Brief → Report the number of lines in the entries below that include the word "cdot", and nothing else.

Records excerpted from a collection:

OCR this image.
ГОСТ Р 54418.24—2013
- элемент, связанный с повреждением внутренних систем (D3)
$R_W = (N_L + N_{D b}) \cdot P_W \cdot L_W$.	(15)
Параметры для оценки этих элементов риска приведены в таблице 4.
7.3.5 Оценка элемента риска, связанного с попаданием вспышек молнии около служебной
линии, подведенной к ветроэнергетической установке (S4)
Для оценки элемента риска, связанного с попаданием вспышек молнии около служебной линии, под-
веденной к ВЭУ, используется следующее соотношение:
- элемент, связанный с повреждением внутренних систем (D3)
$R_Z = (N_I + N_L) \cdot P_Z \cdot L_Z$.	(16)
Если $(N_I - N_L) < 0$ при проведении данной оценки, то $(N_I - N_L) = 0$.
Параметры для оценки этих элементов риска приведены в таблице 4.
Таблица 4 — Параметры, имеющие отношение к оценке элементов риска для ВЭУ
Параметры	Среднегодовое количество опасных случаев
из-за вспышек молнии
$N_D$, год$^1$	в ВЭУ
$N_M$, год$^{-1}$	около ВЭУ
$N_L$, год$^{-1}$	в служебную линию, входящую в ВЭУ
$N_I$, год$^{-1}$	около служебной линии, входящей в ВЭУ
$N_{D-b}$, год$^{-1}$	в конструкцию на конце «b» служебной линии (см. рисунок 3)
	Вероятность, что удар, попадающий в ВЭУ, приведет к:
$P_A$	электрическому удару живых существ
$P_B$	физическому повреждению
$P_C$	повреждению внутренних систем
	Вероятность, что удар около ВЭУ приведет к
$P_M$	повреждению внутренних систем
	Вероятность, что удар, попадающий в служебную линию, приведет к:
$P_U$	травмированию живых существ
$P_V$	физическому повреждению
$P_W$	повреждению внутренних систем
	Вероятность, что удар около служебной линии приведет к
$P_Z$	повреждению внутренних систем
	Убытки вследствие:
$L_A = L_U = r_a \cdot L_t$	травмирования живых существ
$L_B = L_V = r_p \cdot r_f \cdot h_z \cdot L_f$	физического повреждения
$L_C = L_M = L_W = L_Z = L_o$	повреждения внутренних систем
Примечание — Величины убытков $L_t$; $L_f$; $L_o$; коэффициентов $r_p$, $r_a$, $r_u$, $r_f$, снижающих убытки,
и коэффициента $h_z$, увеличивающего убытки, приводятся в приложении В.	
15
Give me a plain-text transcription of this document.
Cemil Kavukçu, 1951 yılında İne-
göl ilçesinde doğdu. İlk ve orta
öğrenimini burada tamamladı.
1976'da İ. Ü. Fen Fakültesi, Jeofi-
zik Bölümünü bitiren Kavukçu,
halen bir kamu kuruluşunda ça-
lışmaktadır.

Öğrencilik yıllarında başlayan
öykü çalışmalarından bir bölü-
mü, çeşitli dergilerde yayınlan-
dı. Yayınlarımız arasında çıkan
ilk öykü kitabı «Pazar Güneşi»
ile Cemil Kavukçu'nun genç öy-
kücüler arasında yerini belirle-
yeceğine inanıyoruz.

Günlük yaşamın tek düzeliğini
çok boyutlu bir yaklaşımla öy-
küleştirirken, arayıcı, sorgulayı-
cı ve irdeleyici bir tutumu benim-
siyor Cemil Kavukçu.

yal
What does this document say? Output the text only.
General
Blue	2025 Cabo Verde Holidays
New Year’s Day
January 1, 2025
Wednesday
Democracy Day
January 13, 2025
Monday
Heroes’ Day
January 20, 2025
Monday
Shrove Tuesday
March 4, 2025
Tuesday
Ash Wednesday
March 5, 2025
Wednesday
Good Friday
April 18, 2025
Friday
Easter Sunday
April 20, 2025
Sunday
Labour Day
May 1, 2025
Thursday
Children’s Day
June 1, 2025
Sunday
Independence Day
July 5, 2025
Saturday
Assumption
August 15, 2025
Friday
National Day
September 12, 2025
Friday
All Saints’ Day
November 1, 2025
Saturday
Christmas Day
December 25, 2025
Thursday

Worked solution → 4